:: INPUT RECORDS

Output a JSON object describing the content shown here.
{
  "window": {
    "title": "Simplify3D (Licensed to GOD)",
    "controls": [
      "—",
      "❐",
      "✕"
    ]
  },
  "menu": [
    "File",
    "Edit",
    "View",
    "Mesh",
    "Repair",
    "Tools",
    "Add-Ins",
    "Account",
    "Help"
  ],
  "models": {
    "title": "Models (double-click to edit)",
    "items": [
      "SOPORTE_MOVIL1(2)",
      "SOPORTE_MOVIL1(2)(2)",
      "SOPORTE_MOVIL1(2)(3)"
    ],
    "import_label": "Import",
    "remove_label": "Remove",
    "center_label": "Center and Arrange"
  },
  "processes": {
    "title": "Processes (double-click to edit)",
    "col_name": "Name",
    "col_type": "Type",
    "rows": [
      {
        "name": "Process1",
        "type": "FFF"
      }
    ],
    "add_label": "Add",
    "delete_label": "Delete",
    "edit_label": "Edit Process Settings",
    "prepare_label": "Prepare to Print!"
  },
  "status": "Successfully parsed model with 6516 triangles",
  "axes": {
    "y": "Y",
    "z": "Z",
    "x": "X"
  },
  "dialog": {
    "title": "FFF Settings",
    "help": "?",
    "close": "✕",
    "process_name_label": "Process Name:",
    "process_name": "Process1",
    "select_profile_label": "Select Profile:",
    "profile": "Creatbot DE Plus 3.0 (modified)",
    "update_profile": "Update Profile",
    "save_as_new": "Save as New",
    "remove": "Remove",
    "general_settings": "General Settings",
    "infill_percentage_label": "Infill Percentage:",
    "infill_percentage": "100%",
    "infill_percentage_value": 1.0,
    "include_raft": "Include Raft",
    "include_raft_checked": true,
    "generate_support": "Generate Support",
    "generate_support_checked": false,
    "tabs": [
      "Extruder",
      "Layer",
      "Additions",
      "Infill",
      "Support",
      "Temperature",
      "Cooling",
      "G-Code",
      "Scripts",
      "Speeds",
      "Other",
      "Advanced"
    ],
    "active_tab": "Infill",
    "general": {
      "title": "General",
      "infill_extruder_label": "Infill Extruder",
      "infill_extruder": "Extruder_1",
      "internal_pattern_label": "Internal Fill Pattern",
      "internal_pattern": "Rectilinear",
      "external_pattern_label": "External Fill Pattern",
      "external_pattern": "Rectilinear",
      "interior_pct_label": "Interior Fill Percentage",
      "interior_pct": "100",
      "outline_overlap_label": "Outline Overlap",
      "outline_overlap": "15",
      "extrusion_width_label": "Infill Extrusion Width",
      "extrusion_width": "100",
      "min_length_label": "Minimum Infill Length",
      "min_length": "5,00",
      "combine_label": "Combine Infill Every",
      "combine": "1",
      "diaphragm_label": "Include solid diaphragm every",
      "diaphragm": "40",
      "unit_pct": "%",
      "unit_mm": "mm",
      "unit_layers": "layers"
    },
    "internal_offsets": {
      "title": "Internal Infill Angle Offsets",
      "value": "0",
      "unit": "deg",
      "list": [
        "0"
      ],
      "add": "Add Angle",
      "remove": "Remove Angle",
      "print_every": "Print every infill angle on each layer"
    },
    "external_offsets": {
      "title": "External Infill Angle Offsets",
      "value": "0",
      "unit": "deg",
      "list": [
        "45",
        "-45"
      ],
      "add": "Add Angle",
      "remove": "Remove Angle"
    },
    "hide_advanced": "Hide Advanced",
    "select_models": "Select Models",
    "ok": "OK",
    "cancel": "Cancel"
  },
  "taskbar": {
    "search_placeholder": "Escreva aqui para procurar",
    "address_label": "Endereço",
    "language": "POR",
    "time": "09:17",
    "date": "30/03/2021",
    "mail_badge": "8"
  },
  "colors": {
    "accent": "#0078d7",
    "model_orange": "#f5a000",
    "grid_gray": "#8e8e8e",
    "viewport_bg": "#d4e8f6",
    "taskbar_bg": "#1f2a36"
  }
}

::::

* _WRITTEN PROBLEM_
Nothing should be left out: repeat all of the data exactly.

* _ANSWER FOR THE TASK_
Output a JSON object describing the content shown here.
{
  "window": {
    "title": "Simplify3D (Licensed to GOD)",
    "controls": [
      "—",
      "❐",
      "✕"
    ]
  },
  "menu": [
    "File",
    "Edit",
    "View",
    "Mesh",
    "Repair",
    "Tools",
    "Add-Ins",
    "Account",
    "Help"
  ],
  "models": {
    "title": "Models (double-click to edit)",
    "items": [
      "SOPORTE_MOVIL1(2)",
      "SOPORTE_MOVIL1(2)(2)",
      "SOPORTE_MOVIL1(2)(3)"
    ],
    "import_label": "Import",
    "remove_label": "Remove",
    "center_label": "Center and Arrange"
  },
  "processes": {
    "title": "Processes (double-click to edit)",
    "col_name": "Name",
    "col_type": "Type",
    "rows": [
      {
        "name": "Process1",
        "type": "FFF"
      }
    ],
    "add_label": "Add",
    "delete_label": "Delete",
    "edit_label": "Edit Process Settings",
    "prepare_label": "Prepare to Print!"
  },
  "status": "Successfully parsed model with 6516 triangles",
  "axes": {
    "y": "Y",
    "z": "Z",
    "x": "X"
  },
  "dialog": {
    "title": "FFF Settings",
    "help": "?",
    "close": "✕",
    "process_name_label": "Process Name:",
    "process_name": "Process1",
    "select_profile_label": "Select Profile:",
    "profile": "Creatbot DE Plus 3.0 (modified)",
    "update_profile": "Update Profile",
    "save_as_new": "Save as New",
    "remove": "Remove",
    "general_settings": "General Settings",
    "infill_percentage_label": "Infill Percentage:",
    "infill_percentage": "100%",
    "infill_percentage_value": 1.0,
    "include_raft": "Include Raft",
    "include_raft_checked": true,
    "generate_support": "Generate Support",
    "generate_support_checked": false,
    "tabs": [
      "Extruder",
      "Layer",
      "Additions",
      "Infill",
      "Support",
      "Temperature",
      "Cooling",
      "G-Code",
      "Scripts",
      "Speeds",
      "Other",
      "Advanced"
    ],
    "active_tab": "Infill",
    "general": {
      "title": "General",
      "infill_extruder_label": "Infill Extruder",
      "infill_extruder": "Extruder_1",
      "internal_pattern_label": "Internal Fill Pattern",
      "internal_pattern": "Rectilinear",
      "external_pattern_label": "External Fill Pattern",
      "external_pattern": "Rectilinear",
      "interior_pct_label": "Interior Fill Percentage",
      "interior_pct": "100",
      "outline_overlap_label": "Outline Overlap",
      "outline_overlap": "15",
      "extrusion_width_label": "Infill Extrusion Width",
      "extrusion_width": "100",
      "min_length_label": "Minimum Infill Length",
      "min_length": "5,00",
      "combine_label": "Combine Infill Every",
      "combine": "1",
      "diaphragm_label": "Include solid diaphragm every",
      "diaphragm": "40",
      "unit_pct": "%",
      "unit_mm": "mm",
      "unit_layers": "layers"
    },
    "internal_offsets": {
      "title": "Internal Infill Angle Offsets",
      "value": "0",
      "unit": "deg",
      "list": [
        "0"
      ],
      "add": "Add Angle",
      "remove": "Remove Angle",
      "print_every": "Print every infill angle on each layer"
    },
    "external_offsets": {
      "title": "External Infill Angle Offsets",
      "value": "0",
      "unit": "deg",
      "list": [
        "45",
        "-45"
      ],
      "add": "Add Angle",
      "remove": "Remove Angle"
    },
    "hide_advanced": "Hide Advanced",
    "select_models": "Select Models",
    "ok": "OK",
    "cancel": "Cancel"
  },
  "taskbar": {
    "search_placeholder": "Escreva aqui para procurar",
    "address_label": "Endereço",
    "language": "POR",
    "time": "09:17",
    "date": "30/03/2021",
    "mail_badge": "8"
  },
  "colors": {
    "accent": "#0078d7",
    "model_orange": "#f5a000",
    "grid_gray": "#8e8e8e",
    "viewport_bg": "#d4e8f6",
    "taskbar_bg": "#1f2a36"
  }
}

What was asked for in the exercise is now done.